Copy each line that contains the string "Cement".

Data to use:
★ ★ ★ ★
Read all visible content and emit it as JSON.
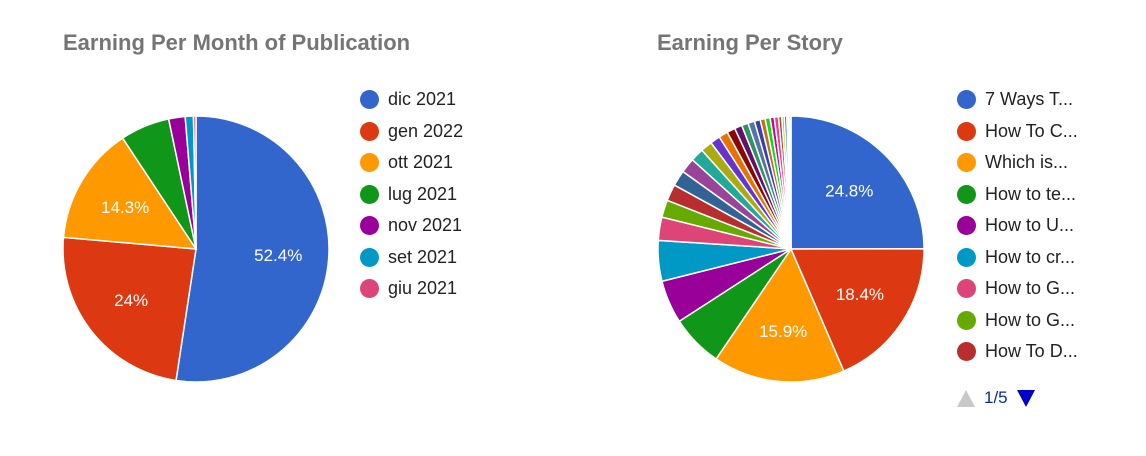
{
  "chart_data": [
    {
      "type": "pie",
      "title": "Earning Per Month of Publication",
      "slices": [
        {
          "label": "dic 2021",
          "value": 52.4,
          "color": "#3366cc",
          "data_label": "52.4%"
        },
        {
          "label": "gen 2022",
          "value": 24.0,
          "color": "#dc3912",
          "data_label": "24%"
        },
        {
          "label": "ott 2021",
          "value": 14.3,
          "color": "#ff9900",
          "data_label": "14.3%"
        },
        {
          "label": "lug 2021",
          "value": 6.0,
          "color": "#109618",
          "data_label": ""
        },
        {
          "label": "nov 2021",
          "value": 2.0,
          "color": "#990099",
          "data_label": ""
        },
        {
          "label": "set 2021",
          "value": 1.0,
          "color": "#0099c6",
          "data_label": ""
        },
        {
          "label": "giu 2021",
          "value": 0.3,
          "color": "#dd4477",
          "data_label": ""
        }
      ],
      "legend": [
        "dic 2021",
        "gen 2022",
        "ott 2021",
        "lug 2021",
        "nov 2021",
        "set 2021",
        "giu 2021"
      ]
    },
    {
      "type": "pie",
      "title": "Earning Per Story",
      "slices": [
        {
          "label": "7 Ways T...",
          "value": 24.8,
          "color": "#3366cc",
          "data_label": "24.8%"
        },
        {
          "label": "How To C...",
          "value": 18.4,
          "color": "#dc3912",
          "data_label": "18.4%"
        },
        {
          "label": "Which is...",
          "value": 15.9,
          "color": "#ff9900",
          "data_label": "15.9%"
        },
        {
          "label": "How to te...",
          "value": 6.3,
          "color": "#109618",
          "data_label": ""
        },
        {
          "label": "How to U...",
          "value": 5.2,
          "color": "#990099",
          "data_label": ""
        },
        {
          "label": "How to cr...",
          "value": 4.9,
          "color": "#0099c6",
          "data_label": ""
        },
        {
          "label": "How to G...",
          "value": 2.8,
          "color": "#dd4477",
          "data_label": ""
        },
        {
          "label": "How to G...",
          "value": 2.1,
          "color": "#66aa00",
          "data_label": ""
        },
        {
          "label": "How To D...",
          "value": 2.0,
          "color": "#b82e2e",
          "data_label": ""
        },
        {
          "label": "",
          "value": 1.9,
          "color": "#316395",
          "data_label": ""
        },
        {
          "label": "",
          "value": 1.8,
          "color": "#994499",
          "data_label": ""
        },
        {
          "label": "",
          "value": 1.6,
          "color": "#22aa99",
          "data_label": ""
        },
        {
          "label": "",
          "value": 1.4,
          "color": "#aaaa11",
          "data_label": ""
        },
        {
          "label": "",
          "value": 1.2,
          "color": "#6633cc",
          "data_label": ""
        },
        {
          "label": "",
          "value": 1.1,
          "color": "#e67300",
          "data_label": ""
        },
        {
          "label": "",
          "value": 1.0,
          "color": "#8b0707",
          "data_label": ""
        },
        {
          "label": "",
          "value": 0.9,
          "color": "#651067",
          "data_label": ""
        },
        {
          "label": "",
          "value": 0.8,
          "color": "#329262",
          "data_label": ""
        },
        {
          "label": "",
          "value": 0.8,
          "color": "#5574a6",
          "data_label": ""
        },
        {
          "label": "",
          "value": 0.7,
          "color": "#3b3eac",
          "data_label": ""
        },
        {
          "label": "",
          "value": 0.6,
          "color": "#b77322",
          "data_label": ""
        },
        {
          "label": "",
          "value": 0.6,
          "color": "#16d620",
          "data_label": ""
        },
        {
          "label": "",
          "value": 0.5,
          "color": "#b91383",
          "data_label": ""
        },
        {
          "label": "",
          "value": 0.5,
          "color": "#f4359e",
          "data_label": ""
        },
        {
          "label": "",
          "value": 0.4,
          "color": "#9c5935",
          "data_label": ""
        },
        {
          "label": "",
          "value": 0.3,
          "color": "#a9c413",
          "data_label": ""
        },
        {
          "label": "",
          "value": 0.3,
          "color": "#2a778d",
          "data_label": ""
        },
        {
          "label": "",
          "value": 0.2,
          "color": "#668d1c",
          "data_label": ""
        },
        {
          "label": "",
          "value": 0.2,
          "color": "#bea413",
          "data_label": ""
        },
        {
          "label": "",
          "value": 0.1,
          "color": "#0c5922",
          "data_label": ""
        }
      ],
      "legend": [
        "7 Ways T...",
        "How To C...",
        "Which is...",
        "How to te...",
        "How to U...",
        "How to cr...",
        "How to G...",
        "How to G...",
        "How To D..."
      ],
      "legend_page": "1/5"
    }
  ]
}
★ ★ ★ ★
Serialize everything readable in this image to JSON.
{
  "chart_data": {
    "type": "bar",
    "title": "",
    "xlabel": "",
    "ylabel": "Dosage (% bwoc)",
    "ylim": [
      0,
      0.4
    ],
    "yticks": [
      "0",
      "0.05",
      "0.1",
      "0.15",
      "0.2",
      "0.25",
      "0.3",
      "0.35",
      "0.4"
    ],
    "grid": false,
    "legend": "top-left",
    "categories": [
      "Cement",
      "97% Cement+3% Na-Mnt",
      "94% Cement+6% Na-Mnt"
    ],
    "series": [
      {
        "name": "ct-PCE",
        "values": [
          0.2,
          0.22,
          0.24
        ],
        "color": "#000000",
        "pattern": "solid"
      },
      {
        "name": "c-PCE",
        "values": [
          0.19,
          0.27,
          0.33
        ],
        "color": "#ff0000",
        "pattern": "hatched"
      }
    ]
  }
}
★ ★ ★ ★
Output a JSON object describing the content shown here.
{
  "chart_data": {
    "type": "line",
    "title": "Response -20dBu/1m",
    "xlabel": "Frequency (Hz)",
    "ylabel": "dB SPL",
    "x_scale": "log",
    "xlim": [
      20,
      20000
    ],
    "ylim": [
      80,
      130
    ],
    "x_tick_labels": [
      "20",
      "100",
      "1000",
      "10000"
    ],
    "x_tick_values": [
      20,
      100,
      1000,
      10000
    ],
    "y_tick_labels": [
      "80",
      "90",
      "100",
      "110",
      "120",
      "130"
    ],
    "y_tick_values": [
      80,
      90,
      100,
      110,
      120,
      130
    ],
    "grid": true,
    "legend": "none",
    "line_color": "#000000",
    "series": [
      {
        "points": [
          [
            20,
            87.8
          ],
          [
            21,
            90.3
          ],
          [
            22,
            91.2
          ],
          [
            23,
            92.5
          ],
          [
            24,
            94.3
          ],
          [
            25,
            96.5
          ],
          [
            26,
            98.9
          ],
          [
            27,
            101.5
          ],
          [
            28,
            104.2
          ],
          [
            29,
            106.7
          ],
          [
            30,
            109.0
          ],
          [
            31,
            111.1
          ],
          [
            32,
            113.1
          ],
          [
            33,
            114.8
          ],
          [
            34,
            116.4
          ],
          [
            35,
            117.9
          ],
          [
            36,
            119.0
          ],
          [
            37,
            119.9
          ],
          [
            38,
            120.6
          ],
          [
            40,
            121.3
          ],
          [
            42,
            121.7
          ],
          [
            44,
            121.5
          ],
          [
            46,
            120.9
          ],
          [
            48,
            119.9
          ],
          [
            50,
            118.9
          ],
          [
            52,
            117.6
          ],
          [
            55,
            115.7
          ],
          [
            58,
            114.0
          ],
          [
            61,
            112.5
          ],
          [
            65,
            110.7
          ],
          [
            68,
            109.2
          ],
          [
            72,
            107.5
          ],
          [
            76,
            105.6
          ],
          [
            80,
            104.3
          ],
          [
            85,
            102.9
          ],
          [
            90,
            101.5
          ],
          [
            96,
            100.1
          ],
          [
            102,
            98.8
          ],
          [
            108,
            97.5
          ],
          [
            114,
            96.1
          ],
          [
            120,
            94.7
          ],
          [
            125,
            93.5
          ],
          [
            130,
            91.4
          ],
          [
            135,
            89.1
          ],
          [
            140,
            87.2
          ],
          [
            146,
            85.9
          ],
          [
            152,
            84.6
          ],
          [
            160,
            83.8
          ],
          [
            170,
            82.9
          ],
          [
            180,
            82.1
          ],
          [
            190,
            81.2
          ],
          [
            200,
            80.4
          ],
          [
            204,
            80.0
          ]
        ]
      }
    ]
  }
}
★ ★ ★ ★
Expected output:
      "Cement",
      "97% Cement+3% Na-Mnt",
      "94% Cement+6% Na-Mnt"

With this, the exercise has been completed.